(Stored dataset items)

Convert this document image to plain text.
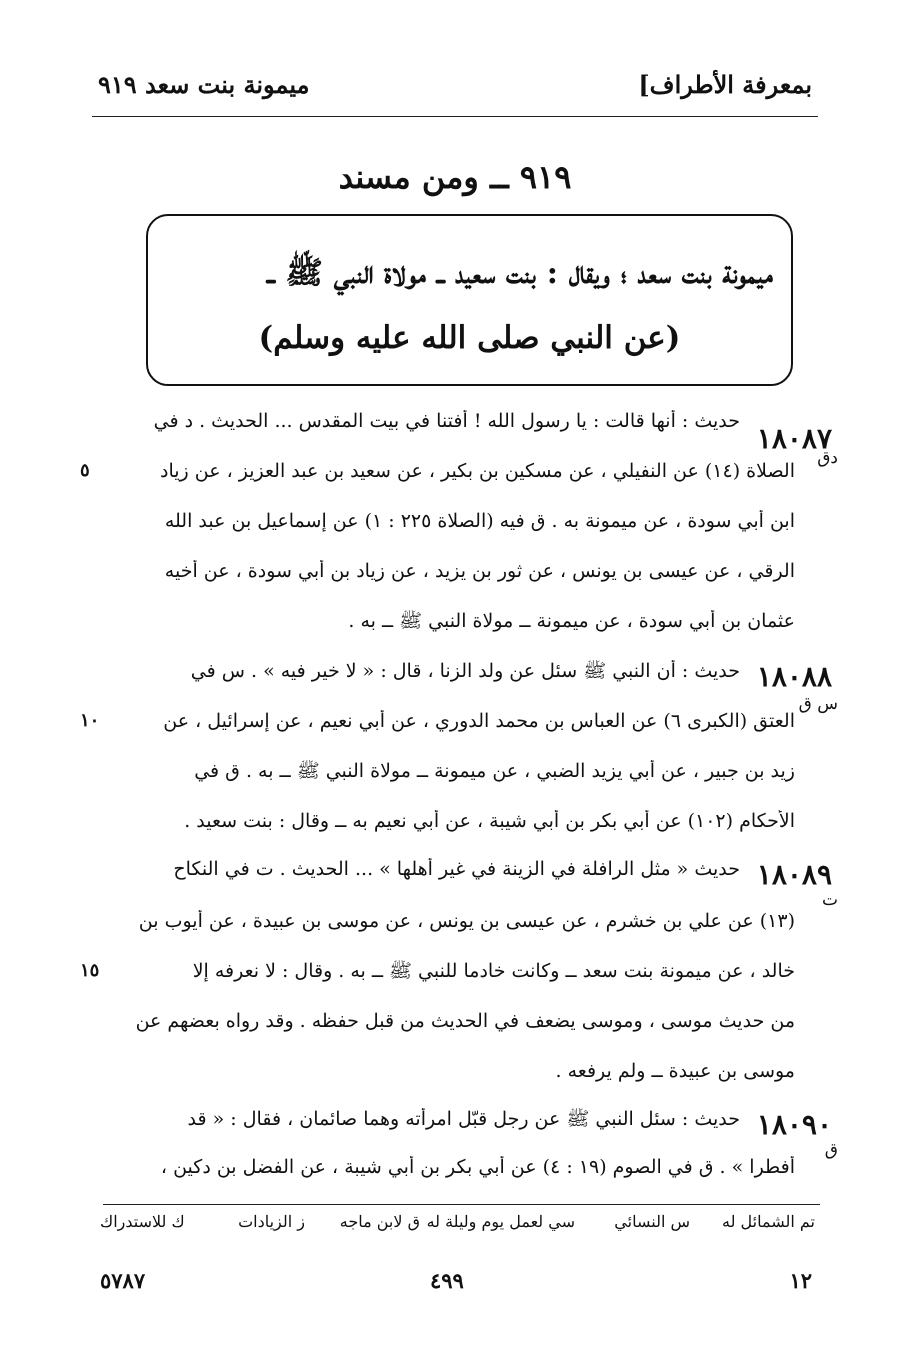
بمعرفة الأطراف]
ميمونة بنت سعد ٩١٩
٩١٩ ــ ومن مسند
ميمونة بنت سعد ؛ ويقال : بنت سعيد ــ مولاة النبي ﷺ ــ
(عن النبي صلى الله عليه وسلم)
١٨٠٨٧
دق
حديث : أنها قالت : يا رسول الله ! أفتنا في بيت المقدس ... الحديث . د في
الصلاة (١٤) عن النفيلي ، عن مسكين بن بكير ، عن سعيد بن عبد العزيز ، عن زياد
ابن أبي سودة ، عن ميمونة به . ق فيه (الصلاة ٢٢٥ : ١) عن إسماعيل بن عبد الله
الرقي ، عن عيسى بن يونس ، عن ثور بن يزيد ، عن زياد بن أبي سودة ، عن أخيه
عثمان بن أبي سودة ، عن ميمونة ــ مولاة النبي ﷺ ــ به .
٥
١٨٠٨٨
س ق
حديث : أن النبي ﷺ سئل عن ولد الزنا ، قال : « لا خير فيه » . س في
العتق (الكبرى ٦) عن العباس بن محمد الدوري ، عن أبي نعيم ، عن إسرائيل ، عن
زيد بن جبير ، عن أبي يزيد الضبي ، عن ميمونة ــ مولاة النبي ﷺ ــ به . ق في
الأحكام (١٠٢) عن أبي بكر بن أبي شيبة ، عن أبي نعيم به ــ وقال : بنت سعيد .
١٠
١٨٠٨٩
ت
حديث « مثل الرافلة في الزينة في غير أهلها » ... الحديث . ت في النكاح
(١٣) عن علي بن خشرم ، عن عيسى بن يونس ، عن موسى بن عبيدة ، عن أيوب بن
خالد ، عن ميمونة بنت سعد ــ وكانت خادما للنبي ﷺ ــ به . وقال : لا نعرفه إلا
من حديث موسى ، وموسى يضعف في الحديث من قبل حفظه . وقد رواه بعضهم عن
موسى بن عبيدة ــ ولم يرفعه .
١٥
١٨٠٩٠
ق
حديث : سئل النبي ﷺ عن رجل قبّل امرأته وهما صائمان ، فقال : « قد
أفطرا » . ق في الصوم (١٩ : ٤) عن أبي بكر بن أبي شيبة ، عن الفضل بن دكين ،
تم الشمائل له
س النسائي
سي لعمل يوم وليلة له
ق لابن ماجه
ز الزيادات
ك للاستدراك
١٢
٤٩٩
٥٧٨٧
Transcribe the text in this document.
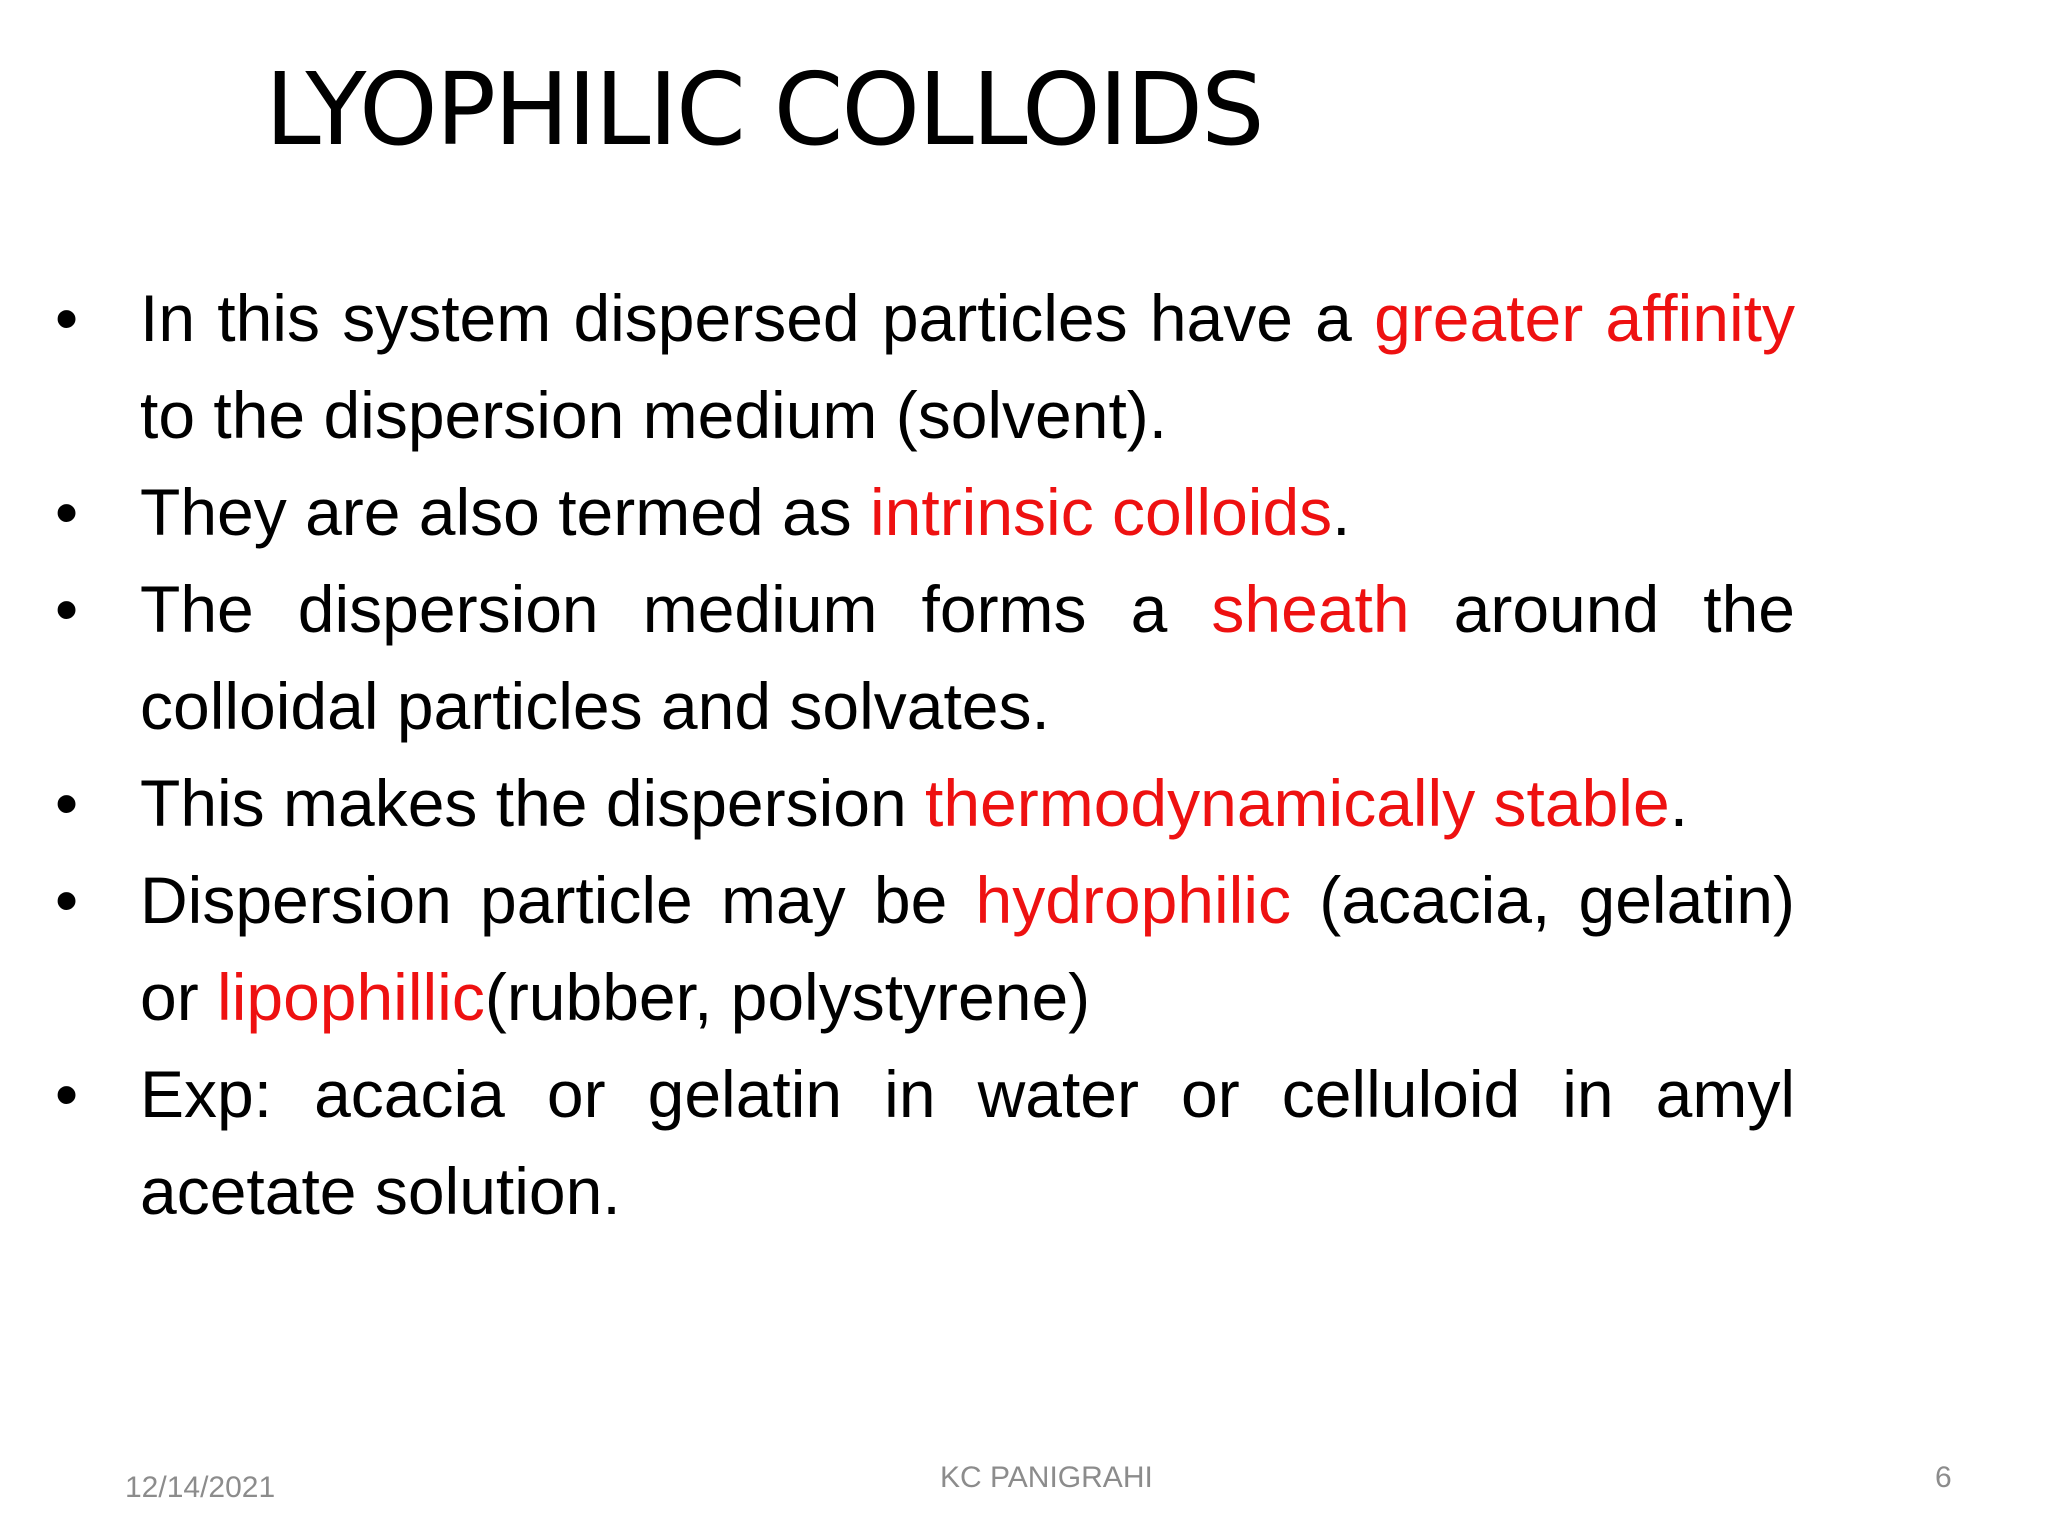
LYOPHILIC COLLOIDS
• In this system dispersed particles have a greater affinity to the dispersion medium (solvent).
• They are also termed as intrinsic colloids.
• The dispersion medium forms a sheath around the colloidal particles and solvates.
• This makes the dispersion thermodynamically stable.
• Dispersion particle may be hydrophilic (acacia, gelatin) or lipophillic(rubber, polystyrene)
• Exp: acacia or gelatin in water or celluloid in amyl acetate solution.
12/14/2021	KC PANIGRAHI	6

**The task:** Copy the material exactly. Do not include the pictures.

**Reply to the task:**
Convert this document image to plain text.
بمعرفة الأطراف]
ميمونة بنت سعد ٩١٩
٩١٩ ــ ومن مسند
ميمونة بنت سعد ؛ ويقال : بنت سعيد ــ مولاة النبي ﷺ ــ
(عن النبي صلى الله عليه وسلم)
١٨٠٨٧
دق
حديث : أنها قالت : يا رسول الله ! أفتنا في بيت المقدس ... الحديث . د في
الصلاة (١٤) عن النفيلي ، عن مسكين بن بكير ، عن سعيد بن عبد العزيز ، عن زياد
ابن أبي سودة ، عن ميمونة به . ق فيه (الصلاة ٢٢٥ : ١) عن إسماعيل بن عبد الله
الرقي ، عن عيسى بن يونس ، عن ثور بن يزيد ، عن زياد بن أبي سودة ، عن أخيه
عثمان بن أبي سودة ، عن ميمونة ــ مولاة النبي ﷺ ــ به .
٥
١٨٠٨٨
س ق
حديث : أن النبي ﷺ سئل عن ولد الزنا ، قال : « لا خير فيه » . س في
العتق (الكبرى ٦) عن العباس بن محمد الدوري ، عن أبي نعيم ، عن إسرائيل ، عن
زيد بن جبير ، عن أبي يزيد الضبي ، عن ميمونة ــ مولاة النبي ﷺ ــ به . ق في
الأحكام (١٠٢) عن أبي بكر بن أبي شيبة ، عن أبي نعيم به ــ وقال : بنت سعيد .
١٠
١٨٠٨٩
ت
حديث « مثل الرافلة في الزينة في غير أهلها » ... الحديث . ت في النكاح
(١٣) عن علي بن خشرم ، عن عيسى بن يونس ، عن موسى بن عبيدة ، عن أيوب بن
خالد ، عن ميمونة بنت سعد ــ وكانت خادما للنبي ﷺ ــ به . وقال : لا نعرفه إلا
من حديث موسى ، وموسى يضعف في الحديث من قبل حفظه . وقد رواه بعضهم عن
موسى بن عبيدة ــ ولم يرفعه .
١٥
١٨٠٩٠
ق
حديث : سئل النبي ﷺ عن رجل قبّل امرأته وهما صائمان ، فقال : « قد
أفطرا » . ق في الصوم (١٩ : ٤) عن أبي بكر بن أبي شيبة ، عن الفضل بن دكين ،
تم الشمائل له
س النسائي
سي لعمل يوم وليلة له
ق لابن ماجه
ز الزيادات
ك للاستدراك
١٢
٤٩٩
٥٧٨٧
Transcribe the text in this document.
LYOPHILIC COLLOIDS
• In this system dispersed particles have a greater affinity to the dispersion medium (solvent).
• They are also termed as intrinsic colloids.
• The dispersion medium forms a sheath around the colloidal particles and solvates.
• This makes the dispersion thermodynamically stable.
• Dispersion particle may be hydrophilic (acacia, gelatin) or lipophillic(rubber, polystyrene)
• Exp: acacia or gelatin in water or celluloid in amyl acetate solution.
12/14/2021	KC PANIGRAHI	6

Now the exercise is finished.